Job: Transcribe the whole listing without a single picture.

==== Data lines ====

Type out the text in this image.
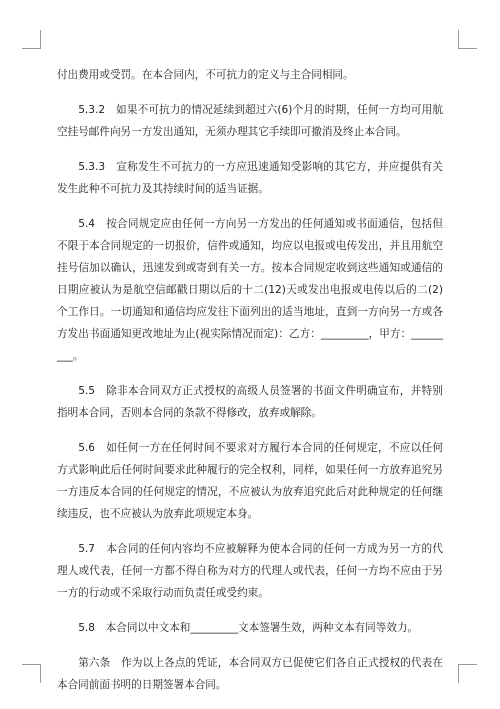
付出费用或受罚。在本合同内，不可抗力的定义与主合同相同。

5.3.2　如果不可抗力的情况延续到超过六(6)个月的时期，任何一方均可用航空挂号邮件向另一方发出通知，无须办理其它手续即可撤消及终止本合同。

5.3.3　宣称发生不可抗力的一方应迅速通知受影响的其它方，并应提供有关发生此种不可抗力及其持续时间的适当证据。

5.4　按合同规定应由任何一方向另一方发出的任何通知或书面通信，包括但不限于本合同规定的一切报价，信件或通知，均应以电报或电传发出，并且用航空挂号信加以确认，迅速发到或寄到有关一方。按本合同规定收到这些通知或通信的日期应被认为是航空信邮戳日期以后的十二(12)天或发出电报或电传以后的二(2)个工作日。一切通知和通信均应发往下面列出的适当地址，直到一方向另一方或各方发出书面通知更改地址为止(视实际情况而定)：乙方：_________，甲方：_________。

5.5　除非本合同双方正式授权的高级人员签署的书面文件明确宣布，并特别指明本合同，否则本合同的条款不得修改，放弃或解除。

5.6　如任何一方在任何时间不要求对方履行本合同的任何规定，不应以任何方式影响此后任何时间要求此种履行的完全权利，同样，如果任何一方放弃追究另一方违反本合同的任何规定的情况，不应被认为放弃追究此后对此种规定的任何继续违反，也不应被认为放弃此项规定本身。

5.7　本合同的任何内容均不应被解释为使本合同的任何一方成为另一方的代理人或代表，任何一方都不得自称为对方的代理人或代表，任何一方均不应由于另一方的行动或不采取行动而负责任或受约束。

5.8　本合同以中文本和_________文本签署生效，两种文本有同等效力。

第六条　作为以上各点的凭证，本合同双方已促使它们各自正式授权的代表在本合同前面书明的日期签署本合同。
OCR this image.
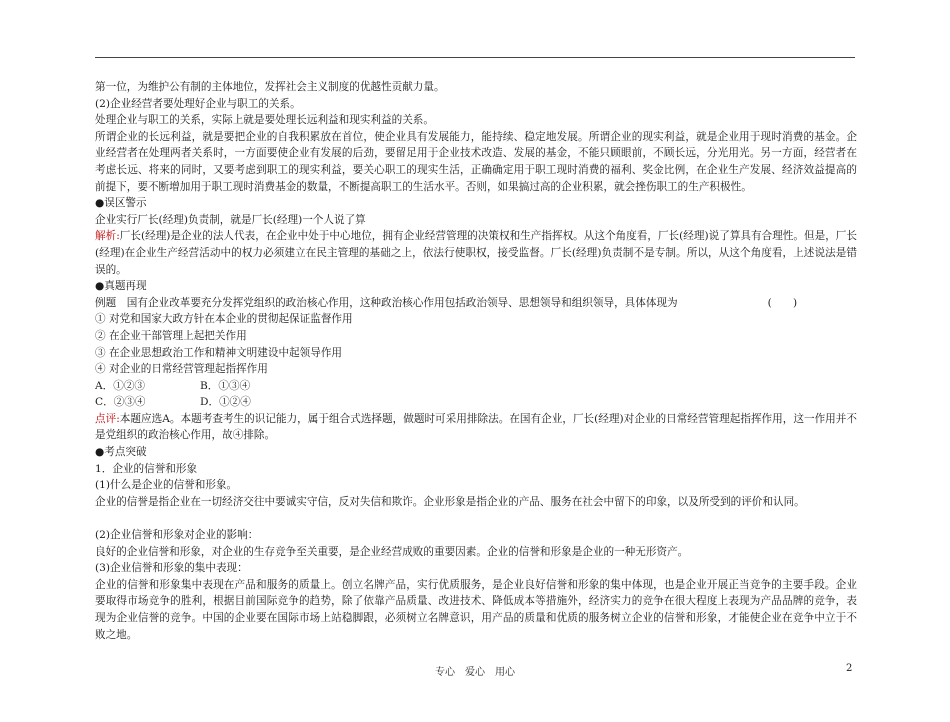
第一位，为维护公有制的主体地位，发挥社会主义制度的优越性贡献力量。

(2)企业经营者要处理好企业与职工的关系。

处理企业与职工的关系，实际上就是要处理长远利益和现实利益的关系。

所谓企业的长远利益，就是要把企业的自我积累放在首位，使企业具有发展能力，能持续、稳定地发展。所谓企业的现实利益，就是企业用于现时消费的基金。企业经营者在处理两者关系时，一方面要使企业有发展的后劲，要留足用于企业技术改造、发展的基金，不能只顾眼前，不顾长远，分光用光。另一方面，经营者在考虑长远、将来的同时，又要考虑到职工的现实利益，要关心职工的现实生活，正确确定用于职工现时消费的福利、奖金比例，在企业生产发展、经济效益提高的前提下，要不断增加用于职工现时消费基金的数量，不断提高职工的生活水平。否则，如果搞过高的企业积累，就会挫伤职工的生产积极性。

●误区警示

企业实行厂长(经理)负责制，就是厂长(经理)一个人说了算

解析:厂长(经理)是企业的法人代表，在企业中处于中心地位，拥有企业经营管理的决策权和生产指挥权。从这个角度看，厂长(经理)说了算具有合理性。但是，厂长(经理)在企业生产经营活动中的权力必须建立在民主管理的基础之上，依法行使职权，接受监督。厂长(经理)负责制不是专制。所以，从这个角度看，上述说法是错误的。

●真题再现

例题　国有企业改革要充分发挥党组织的政治核心作用，这种政治核心作用包括政治领导、思想领导和组织领导，具体体现为	(　　)

① 对党和国家大政方针在本企业的贯彻起保证监督作用

② 在企业干部管理上起把关作用

③ 在企业思想政治工作和精神文明建设中起领导作用

④ 对企业的日常经营管理起指挥作用

A．①②③	B．①③④
C．②③④	D．①②④

点评:本题应选A。本题考查考生的识记能力，属于组合式选择题，做题时可采用排除法。在国有企业，厂长(经理)对企业的日常经营管理起指挥作用，这一作用并不是党组织的政治核心作用，故④排除。

●考点突破

1．企业的信誉和形象

(1)什么是企业的信誉和形象。

企业的信誉是指企业在一切经济交往中要诚实守信，反对失信和欺诈。企业形象是指企业的产品、服务在社会中留下的印象，以及所受到的评价和认同。

(2)企业信誉和形象对企业的影响：

良好的企业信誉和形象，对企业的生存竞争至关重要，是企业经营成败的重要因素。企业的信誉和形象是企业的一种无形资产。

(3)企业信誉和形象的集中表现：

企业的信誉和形象集中表现在产品和服务的质量上。创立名牌产品，实行优质服务，是企业良好信誉和形象的集中体现，也是企业开展正当竞争的主要手段。企业要取得市场竞争的胜利，根据目前国际竞争的趋势，除了依靠产品质量、改进技术、降低成本等措施外，经济实力的竞争在很大程度上表现为产品品牌的竞争，表现为企业信誉的竞争。中国的企业要在国际市场上站稳脚跟，必须树立名牌意识，用产品的质量和优质的服务树立企业的信誉和形象，才能使企业在竞争中立于不败之地。

专心　爱心　用心	2
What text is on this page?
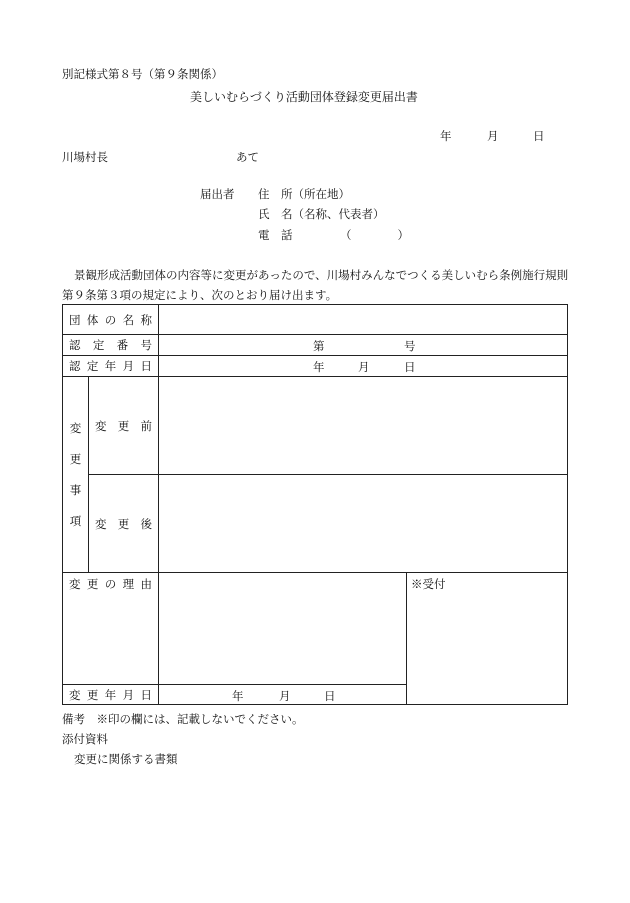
別記様式第８号（第９条関係）
美しいむらづくり活動団体登録変更届出書
年	月	日
川場村長	あて
届出者 住　所（所在地）
氏　名（名称、代表者）
電　話	（　　　　）
景観形成活動団体の内容等に変更があったので、川場村みんなでつくる美しいむら条例施行規則
第９条第３項の規定により、次のとおり届け出ます。
団体の名称			
認定番号		第 号	

認定年月日		年 月 日	

変
更
事
項	変更前		
	変更後		
変更の理由			※受付
変更年月日		年 月 日	
備考　※印の欄には、記載しないでください。
添付資料
変更に関係する書類
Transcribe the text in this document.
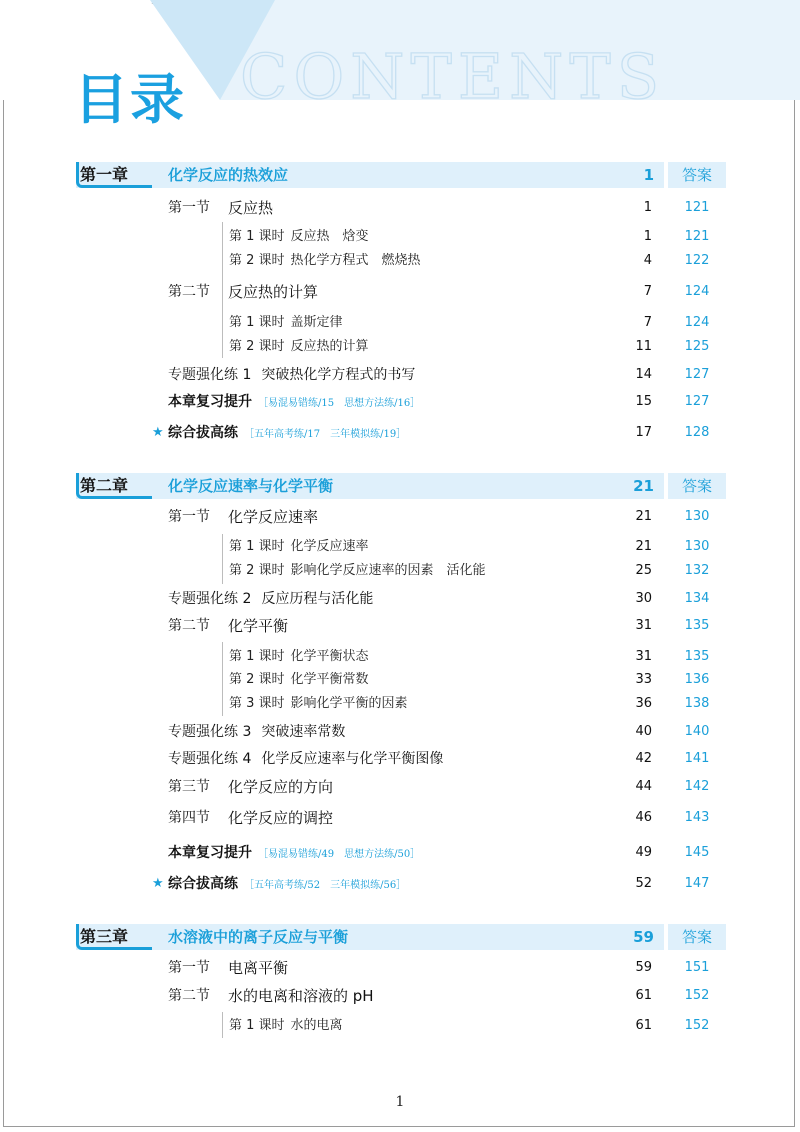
CONTENTS
目录
第一章	化学反应的热效应	1	答案
第一节 反应热	1	121
第 1 课时 反应热　焓变	1	121
第 2 课时 热化学方程式　燃烧热	4	122
第二节 反应热的计算	7	124
第 1 课时 盖斯定律	7	124
第 2 课时 反应热的计算	11	125
专题强化练 1 突破热化学方程式的书写	14	127
本章复习提升 ［易混易错练/15　思想方法练/16］	15	127
★ 综合拔高练 ［五年高考练/17　三年模拟练/19］	17	128
第二章	化学反应速率与化学平衡	21	答案
第一节 化学反应速率	21	130
第 1 课时 化学反应速率	21	130
第 2 课时 影响化学反应速率的因素　活化能	25	132
专题强化练 2 反应历程与活化能	30	134
第二节 化学平衡	31	135
第 1 课时 化学平衡状态	31	135
第 2 课时 化学平衡常数	33	136
第 3 课时 影响化学平衡的因素	36	138
专题强化练 3 突破速率常数	40	140
专题强化练 4 化学反应速率与化学平衡图像	42	141
第三节 化学反应的方向	44	142
第四节 化学反应的调控	46	143
本章复习提升 ［易混易错练/49　思想方法练/50］	49	145
★ 综合拔高练 ［五年高考练/52　三年模拟练/56］	52	147
第三章	水溶液中的离子反应与平衡	59	答案
第一节 电离平衡	59	151
第二节 水的电离和溶液的 pH	61	152
第 1 课时 水的电离	61	152
1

====

Answer to this problem:
Type out the text in this image.
付出费用或受罚。在本合同内，不可抗力的定义与主合同相同。

5.3.2　如果不可抗力的情况延续到超过六(6)个月的时期，任何一方均可用航空挂号邮件向另一方发出通知，无须办理其它手续即可撤消及终止本合同。

5.3.3　宣称发生不可抗力的一方应迅速通知受影响的其它方，并应提供有关发生此种不可抗力及其持续时间的适当证据。

5.4　按合同规定应由任何一方向另一方发出的任何通知或书面通信，包括但不限于本合同规定的一切报价，信件或通知，均应以电报或电传发出，并且用航空挂号信加以确认，迅速发到或寄到有关一方。按本合同规定收到这些通知或通信的日期应被认为是航空信邮戳日期以后的十二(12)天或发出电报或电传以后的二(2)个工作日。一切通知和通信均应发往下面列出的适当地址，直到一方向另一方或各方发出书面通知更改地址为止(视实际情况而定)：乙方：_________，甲方：_________。

5.5　除非本合同双方正式授权的高级人员签署的书面文件明确宣布，并特别指明本合同，否则本合同的条款不得修改，放弃或解除。

5.6　如任何一方在任何时间不要求对方履行本合同的任何规定，不应以任何方式影响此后任何时间要求此种履行的完全权利，同样，如果任何一方放弃追究另一方违反本合同的任何规定的情况，不应被认为放弃追究此后对此种规定的任何继续违反，也不应被认为放弃此项规定本身。

5.7　本合同的任何内容均不应被解释为使本合同的任何一方成为另一方的代理人或代表，任何一方都不得自称为对方的代理人或代表，任何一方均不应由于另一方的行动或不采取行动而负责任或受约束。

5.8　本合同以中文本和_________文本签署生效，两种文本有同等效力。

第六条　作为以上各点的凭证，本合同双方已促使它们各自正式授权的代表在本合同前面书明的日期签署本合同。
OCR this image.
第一位，为维护公有制的主体地位，发挥社会主义制度的优越性贡献力量。

(2)企业经营者要处理好企业与职工的关系。

处理企业与职工的关系，实际上就是要处理长远利益和现实利益的关系。

所谓企业的长远利益，就是要把企业的自我积累放在首位，使企业具有发展能力，能持续、稳定地发展。所谓企业的现实利益，就是企业用于现时消费的基金。企业经营者在处理两者关系时，一方面要使企业有发展的后劲，要留足用于企业技术改造、发展的基金，不能只顾眼前，不顾长远，分光用光。另一方面，经营者在考虑长远、将来的同时，又要考虑到职工的现实利益，要关心职工的现实生活，正确确定用于职工现时消费的福利、奖金比例，在企业生产发展、经济效益提高的前提下，要不断增加用于职工现时消费基金的数量，不断提高职工的生活水平。否则，如果搞过高的企业积累，就会挫伤职工的生产积极性。

●误区警示

企业实行厂长(经理)负责制，就是厂长(经理)一个人说了算

解析:厂长(经理)是企业的法人代表，在企业中处于中心地位，拥有企业经营管理的决策权和生产指挥权。从这个角度看，厂长(经理)说了算具有合理性。但是，厂长(经理)在企业生产经营活动中的权力必须建立在民主管理的基础之上，依法行使职权，接受监督。厂长(经理)负责制不是专制。所以，从这个角度看，上述说法是错误的。

●真题再现

例题　国有企业改革要充分发挥党组织的政治核心作用，这种政治核心作用包括政治领导、思想领导和组织领导，具体体现为	(　　)

① 对党和国家大政方针在本企业的贯彻起保证监督作用

② 在企业干部管理上起把关作用

③ 在企业思想政治工作和精神文明建设中起领导作用

④ 对企业的日常经营管理起指挥作用

A．①②③	B．①③④
C．②③④	D．①②④

点评:本题应选A。本题考查考生的识记能力，属于组合式选择题，做题时可采用排除法。在国有企业，厂长(经理)对企业的日常经营管理起指挥作用，这一作用并不是党组织的政治核心作用，故④排除。

●考点突破

1．企业的信誉和形象

(1)什么是企业的信誉和形象。

企业的信誉是指企业在一切经济交往中要诚实守信，反对失信和欺诈。企业形象是指企业的产品、服务在社会中留下的印象，以及所受到的评价和认同。

(2)企业信誉和形象对企业的影响：

良好的企业信誉和形象，对企业的生存竞争至关重要，是企业经营成败的重要因素。企业的信誉和形象是企业的一种无形资产。

(3)企业信誉和形象的集中表现：

企业的信誉和形象集中表现在产品和服务的质量上。创立名牌产品，实行优质服务，是企业良好信誉和形象的集中体现，也是企业开展正当竞争的主要手段。企业要取得市场竞争的胜利，根据目前国际竞争的趋势，除了依靠产品质量、改进技术、降低成本等措施外，经济实力的竞争在很大程度上表现为产品品牌的竞争，表现为企业信誉的竞争。中国的企业要在国际市场上站稳脚跟，必须树立名牌意识，用产品的质量和优质的服务树立企业的信誉和形象，才能使企业在竞争中立于不败之地。

专心　爱心　用心	2
What text is on this page?
別記様式第８号（第９条関係）
美しいむらづくり活動団体登録変更届出書
年	月	日
川場村長	あて
届出者 住　所（所在地）
氏　名（名称、代表者）
電　話	（　　　　）
景観形成活動団体の内容等に変更があったので、川場村みんなでつくる美しいむら条例施行規則
第９条第３項の規定により、次のとおり届け出ます。
団体の名称			
認定番号		第 号	

認定年月日		年 月 日	

変
更
事
項	変更前		
	変更後		
変更の理由			※受付
変更年月日		年 月 日	
備考　※印の欄には、記載しないでください。
添付資料
変更に関係する書類
Transcribe the text in this document.
CONTENTS
目录
第一章	化学反应的热效应	1	答案
第一节 反应热	1	121
第 1 课时 反应热　焓变	1	121
第 2 课时 热化学方程式　燃烧热	4	122
第二节 反应热的计算	7	124
第 1 课时 盖斯定律	7	124
第 2 课时 反应热的计算	11	125
专题强化练 1 突破热化学方程式的书写	14	127
本章复习提升 ［易混易错练/15　思想方法练/16］	15	127
★ 综合拔高练 ［五年高考练/17　三年模拟练/19］	17	128
第二章	化学反应速率与化学平衡	21	答案
第一节 化学反应速率	21	130
第 1 课时 化学反应速率	21	130
第 2 课时 影响化学反应速率的因素　活化能	25	132
专题强化练 2 反应历程与活化能	30	134
第二节 化学平衡	31	135
第 1 课时 化学平衡状态	31	135
第 2 课时 化学平衡常数	33	136
第 3 课时 影响化学平衡的因素	36	138
专题强化练 3 突破速率常数	40	140
专题强化练 4 化学反应速率与化学平衡图像	42	141
第三节 化学反应的方向	44	142
第四节 化学反应的调控	46	143
本章复习提升 ［易混易错练/49　思想方法练/50］	49	145
★ 综合拔高练 ［五年高考练/52　三年模拟练/56］	52	147
第三章	水溶液中的离子反应与平衡	59	答案
第一节 电离平衡	59	151
第二节 水的电离和溶液的 pH	61	152
第 1 课时 水的电离	61	152
1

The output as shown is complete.